Locate all lines with the word "thực" and copy them out.

- _STORED DATA_
○ ○ ○

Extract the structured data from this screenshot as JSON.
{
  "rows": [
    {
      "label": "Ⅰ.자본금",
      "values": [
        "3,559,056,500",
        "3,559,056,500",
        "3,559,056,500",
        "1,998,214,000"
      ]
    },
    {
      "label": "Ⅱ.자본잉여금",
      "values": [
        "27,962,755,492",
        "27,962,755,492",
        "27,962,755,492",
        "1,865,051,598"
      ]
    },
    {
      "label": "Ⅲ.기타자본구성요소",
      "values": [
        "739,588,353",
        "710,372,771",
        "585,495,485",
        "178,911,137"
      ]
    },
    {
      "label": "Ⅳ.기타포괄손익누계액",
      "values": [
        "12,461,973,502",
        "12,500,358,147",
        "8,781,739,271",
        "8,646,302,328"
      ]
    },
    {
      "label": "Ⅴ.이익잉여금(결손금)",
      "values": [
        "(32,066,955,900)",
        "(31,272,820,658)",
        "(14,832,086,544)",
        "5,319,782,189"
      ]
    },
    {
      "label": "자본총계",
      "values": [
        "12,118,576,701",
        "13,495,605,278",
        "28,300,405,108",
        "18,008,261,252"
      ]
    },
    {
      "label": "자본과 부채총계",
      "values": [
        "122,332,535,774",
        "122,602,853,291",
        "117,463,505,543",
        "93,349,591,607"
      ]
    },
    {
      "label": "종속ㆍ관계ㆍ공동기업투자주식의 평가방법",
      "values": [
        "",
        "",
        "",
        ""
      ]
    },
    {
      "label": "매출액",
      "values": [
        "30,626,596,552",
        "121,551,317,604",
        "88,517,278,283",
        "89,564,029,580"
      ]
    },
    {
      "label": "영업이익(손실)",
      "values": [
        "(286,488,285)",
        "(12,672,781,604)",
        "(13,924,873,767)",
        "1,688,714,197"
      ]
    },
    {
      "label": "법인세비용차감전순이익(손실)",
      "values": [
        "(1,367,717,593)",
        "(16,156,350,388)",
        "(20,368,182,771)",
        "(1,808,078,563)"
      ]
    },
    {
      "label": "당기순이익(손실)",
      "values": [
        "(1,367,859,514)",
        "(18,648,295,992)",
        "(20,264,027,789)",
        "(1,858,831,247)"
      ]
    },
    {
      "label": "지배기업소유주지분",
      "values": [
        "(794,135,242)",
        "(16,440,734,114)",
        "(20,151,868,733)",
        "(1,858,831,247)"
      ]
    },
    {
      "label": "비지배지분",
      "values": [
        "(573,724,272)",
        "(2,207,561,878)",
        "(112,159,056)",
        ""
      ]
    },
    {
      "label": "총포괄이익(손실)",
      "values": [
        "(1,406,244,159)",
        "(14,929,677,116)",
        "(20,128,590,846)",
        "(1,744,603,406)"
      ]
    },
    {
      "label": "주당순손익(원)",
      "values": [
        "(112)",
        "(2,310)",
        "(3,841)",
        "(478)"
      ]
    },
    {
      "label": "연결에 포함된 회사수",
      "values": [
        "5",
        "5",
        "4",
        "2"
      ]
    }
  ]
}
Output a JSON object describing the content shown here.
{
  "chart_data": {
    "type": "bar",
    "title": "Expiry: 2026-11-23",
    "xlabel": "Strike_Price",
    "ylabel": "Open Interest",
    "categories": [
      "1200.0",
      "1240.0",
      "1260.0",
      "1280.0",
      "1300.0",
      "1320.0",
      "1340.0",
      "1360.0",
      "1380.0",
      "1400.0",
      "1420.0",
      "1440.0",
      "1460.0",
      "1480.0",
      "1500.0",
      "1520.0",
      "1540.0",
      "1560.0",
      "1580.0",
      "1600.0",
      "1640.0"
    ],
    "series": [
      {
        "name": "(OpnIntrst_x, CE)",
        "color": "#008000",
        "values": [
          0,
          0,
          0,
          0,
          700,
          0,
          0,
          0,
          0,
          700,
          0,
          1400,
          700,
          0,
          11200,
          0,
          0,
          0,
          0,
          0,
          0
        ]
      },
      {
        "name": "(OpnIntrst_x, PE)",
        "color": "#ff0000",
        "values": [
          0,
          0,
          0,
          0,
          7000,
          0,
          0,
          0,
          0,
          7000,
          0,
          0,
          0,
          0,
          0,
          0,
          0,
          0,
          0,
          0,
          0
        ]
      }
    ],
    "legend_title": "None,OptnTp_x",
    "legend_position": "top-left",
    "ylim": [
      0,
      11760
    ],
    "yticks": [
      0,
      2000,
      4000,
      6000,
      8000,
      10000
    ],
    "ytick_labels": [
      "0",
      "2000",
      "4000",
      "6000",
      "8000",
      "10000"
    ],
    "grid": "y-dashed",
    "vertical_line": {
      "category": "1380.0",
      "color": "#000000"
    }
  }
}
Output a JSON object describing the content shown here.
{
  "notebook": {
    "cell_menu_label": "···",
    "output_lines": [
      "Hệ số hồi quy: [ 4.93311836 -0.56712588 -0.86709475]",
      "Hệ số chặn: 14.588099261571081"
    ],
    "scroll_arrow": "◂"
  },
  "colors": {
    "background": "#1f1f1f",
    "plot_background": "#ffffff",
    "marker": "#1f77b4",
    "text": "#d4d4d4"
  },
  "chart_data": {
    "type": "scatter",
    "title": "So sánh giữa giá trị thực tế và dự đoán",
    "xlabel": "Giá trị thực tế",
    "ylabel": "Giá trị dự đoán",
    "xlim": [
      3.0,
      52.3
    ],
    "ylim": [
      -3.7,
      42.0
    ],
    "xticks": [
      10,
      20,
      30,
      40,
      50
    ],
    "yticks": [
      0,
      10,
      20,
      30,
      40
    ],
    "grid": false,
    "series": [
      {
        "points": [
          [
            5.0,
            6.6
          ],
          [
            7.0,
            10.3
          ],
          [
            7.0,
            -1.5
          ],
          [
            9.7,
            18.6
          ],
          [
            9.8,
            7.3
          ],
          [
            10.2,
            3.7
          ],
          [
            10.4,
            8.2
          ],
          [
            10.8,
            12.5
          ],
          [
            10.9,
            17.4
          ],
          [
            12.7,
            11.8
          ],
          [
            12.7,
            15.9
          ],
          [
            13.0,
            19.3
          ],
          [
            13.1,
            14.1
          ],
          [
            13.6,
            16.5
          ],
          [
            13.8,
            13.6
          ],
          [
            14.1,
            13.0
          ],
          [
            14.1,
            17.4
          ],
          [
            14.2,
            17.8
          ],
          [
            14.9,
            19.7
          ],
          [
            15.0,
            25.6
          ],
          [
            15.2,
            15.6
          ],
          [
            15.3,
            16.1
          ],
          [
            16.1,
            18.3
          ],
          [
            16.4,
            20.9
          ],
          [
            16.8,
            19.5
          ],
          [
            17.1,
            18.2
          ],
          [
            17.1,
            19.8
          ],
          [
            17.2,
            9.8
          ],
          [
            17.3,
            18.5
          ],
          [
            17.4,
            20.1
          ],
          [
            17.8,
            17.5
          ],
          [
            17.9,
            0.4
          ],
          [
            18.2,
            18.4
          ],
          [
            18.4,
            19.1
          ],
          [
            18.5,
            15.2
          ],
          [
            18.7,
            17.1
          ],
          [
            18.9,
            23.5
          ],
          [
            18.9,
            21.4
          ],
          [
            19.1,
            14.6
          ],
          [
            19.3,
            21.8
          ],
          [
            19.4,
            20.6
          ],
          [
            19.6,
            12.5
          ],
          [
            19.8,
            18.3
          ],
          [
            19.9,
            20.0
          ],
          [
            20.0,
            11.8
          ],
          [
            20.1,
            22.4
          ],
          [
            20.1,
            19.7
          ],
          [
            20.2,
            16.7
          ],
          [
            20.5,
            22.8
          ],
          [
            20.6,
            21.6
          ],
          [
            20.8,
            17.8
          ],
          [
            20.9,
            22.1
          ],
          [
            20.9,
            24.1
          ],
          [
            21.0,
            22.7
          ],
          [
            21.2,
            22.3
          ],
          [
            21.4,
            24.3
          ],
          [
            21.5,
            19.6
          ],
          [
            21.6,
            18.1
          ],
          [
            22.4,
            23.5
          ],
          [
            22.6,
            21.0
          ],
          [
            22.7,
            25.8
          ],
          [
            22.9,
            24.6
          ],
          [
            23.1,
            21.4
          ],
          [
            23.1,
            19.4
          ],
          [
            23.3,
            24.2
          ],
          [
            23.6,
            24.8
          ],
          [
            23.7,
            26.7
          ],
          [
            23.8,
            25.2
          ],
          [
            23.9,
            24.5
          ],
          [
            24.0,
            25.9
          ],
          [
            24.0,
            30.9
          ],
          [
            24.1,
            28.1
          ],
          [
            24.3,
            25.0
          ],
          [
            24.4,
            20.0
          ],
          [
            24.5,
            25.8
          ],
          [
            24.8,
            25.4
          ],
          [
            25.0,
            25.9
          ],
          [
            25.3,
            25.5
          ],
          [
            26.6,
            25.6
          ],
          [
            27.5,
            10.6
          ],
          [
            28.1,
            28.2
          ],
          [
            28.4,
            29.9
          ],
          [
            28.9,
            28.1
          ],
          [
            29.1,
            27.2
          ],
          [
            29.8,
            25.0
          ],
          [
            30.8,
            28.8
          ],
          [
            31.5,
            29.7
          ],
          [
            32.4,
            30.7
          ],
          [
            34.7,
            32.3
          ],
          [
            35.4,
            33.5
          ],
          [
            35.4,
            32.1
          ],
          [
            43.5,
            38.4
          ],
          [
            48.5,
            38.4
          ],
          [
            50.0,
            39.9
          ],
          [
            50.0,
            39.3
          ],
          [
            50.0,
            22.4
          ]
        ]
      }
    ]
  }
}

○ ○ ○

- _FINAL RESULT_
    "title": "So sánh giữa giá trị thực tế và dự đoán",
    "xlabel": "Giá trị thực tế",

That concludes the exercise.